In the records below, please copy out the lines character for character, beginning with the line that contains "heatmap-cell: [904, 167, 916, 179]" and ending after the line that contains "heatmap-cell: [1121, 243, 1132, 255]".

# START OF Data to use

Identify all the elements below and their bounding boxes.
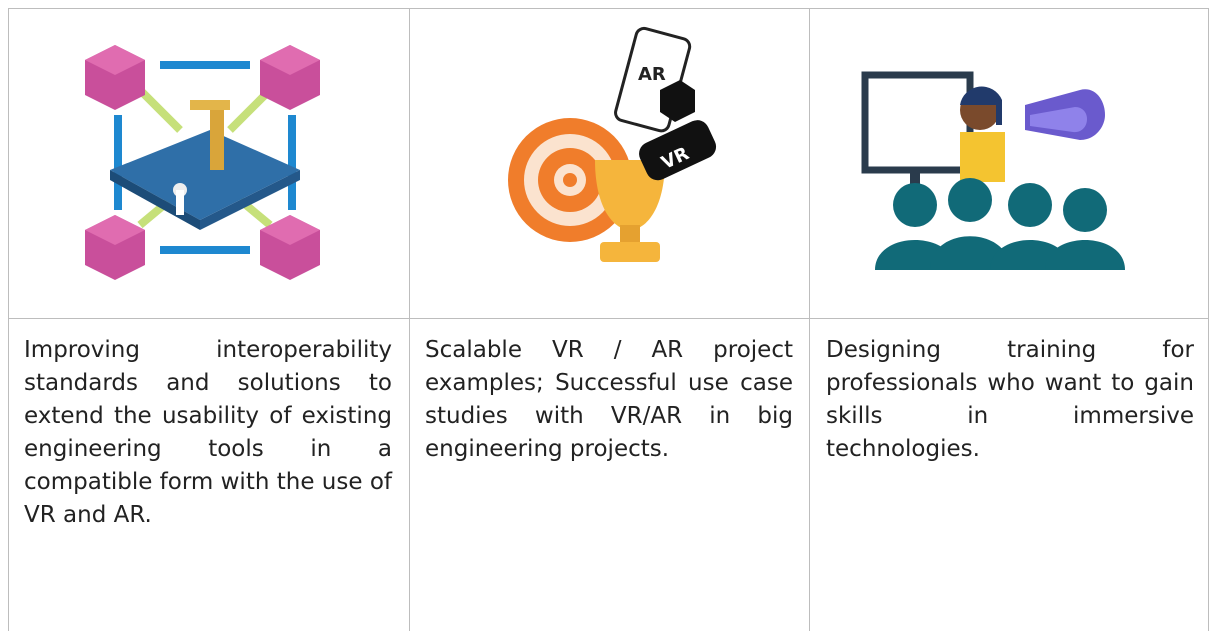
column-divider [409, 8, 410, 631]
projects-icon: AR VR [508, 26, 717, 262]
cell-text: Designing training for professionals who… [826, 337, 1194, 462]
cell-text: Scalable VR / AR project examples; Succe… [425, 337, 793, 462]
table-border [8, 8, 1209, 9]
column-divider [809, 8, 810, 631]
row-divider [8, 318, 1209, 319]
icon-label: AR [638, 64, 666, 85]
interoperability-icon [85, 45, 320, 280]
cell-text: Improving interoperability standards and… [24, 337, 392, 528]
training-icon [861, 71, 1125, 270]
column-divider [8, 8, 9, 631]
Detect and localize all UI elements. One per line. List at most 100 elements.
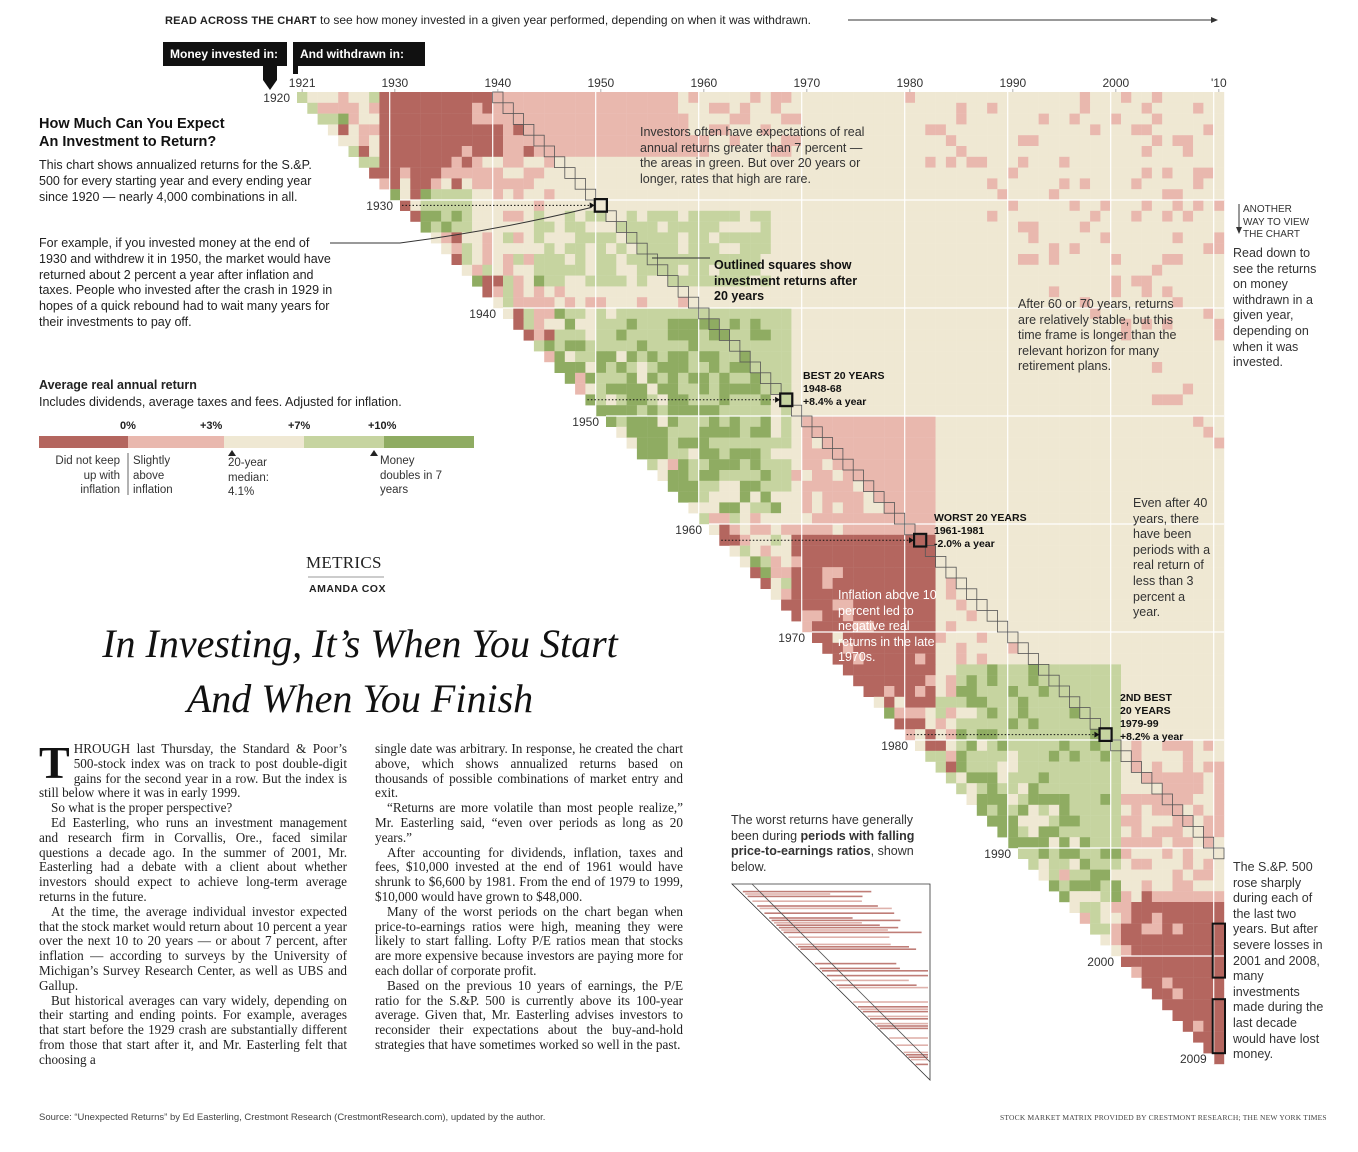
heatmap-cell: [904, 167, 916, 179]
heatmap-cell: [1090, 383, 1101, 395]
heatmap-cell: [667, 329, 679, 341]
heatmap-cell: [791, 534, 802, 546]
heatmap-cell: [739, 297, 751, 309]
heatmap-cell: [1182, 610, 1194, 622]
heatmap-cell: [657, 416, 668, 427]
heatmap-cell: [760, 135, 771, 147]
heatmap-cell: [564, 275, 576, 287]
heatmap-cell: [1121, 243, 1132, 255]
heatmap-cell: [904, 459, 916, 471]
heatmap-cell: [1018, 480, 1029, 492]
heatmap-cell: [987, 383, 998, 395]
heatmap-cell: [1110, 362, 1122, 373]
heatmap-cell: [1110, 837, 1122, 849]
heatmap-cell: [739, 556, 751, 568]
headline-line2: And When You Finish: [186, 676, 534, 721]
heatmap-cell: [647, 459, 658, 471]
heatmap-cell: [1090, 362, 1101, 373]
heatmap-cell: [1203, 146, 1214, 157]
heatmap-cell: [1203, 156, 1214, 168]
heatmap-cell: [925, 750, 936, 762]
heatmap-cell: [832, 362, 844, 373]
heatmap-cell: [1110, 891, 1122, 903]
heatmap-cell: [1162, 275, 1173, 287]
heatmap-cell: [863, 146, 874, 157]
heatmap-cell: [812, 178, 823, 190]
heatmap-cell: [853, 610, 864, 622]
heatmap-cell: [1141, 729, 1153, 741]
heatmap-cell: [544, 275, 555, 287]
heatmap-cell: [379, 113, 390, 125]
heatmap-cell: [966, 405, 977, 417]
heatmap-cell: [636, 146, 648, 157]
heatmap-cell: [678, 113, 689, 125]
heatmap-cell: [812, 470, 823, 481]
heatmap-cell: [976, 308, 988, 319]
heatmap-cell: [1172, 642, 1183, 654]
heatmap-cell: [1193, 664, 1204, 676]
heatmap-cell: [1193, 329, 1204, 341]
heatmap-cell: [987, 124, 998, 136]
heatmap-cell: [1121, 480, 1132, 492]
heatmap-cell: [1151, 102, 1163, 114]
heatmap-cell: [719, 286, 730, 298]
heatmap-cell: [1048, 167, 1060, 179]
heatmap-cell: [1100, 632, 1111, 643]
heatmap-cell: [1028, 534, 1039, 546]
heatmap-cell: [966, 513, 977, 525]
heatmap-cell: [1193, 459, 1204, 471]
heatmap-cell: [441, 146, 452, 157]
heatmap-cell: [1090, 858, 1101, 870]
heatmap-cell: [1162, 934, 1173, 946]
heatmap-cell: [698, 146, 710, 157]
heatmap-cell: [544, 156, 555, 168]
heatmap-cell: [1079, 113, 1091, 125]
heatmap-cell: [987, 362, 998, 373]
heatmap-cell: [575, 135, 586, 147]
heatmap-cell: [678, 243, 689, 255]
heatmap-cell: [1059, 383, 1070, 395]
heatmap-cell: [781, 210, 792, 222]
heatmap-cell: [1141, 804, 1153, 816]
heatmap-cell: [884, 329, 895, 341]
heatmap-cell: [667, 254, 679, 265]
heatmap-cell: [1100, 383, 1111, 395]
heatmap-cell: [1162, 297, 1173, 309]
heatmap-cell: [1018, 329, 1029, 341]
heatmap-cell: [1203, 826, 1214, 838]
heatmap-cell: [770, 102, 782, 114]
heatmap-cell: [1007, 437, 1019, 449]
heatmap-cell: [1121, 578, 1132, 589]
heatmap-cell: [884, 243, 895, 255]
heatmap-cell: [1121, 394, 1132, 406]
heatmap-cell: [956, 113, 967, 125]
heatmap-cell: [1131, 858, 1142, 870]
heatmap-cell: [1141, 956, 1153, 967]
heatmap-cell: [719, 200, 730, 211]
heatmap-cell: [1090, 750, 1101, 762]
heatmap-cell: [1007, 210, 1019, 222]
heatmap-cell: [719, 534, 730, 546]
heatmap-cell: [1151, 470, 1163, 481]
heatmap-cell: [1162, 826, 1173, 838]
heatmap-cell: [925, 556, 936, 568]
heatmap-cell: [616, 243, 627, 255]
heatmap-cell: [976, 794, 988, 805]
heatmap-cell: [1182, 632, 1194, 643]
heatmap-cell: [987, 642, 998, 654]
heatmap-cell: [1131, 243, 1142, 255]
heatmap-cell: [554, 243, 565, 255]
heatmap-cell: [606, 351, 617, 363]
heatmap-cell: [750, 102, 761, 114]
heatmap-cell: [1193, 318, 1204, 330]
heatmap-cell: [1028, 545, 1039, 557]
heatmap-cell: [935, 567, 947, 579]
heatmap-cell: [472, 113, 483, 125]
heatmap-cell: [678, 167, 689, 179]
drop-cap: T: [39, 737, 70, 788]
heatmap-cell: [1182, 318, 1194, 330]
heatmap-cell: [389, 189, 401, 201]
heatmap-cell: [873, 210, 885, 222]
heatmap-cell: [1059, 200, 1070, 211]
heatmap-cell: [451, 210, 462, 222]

# END OF Data to use

> Final result
heatmap-cell: [904, 167, 916, 179]
heatmap-cell: [1090, 383, 1101, 395]
heatmap-cell: [667, 329, 679, 341]
heatmap-cell: [791, 534, 802, 546]
heatmap-cell: [739, 297, 751, 309]
heatmap-cell: [1182, 610, 1194, 622]
heatmap-cell: [657, 416, 668, 427]
heatmap-cell: [760, 135, 771, 147]
heatmap-cell: [564, 275, 576, 287]
heatmap-cell: [1121, 243, 1132, 255]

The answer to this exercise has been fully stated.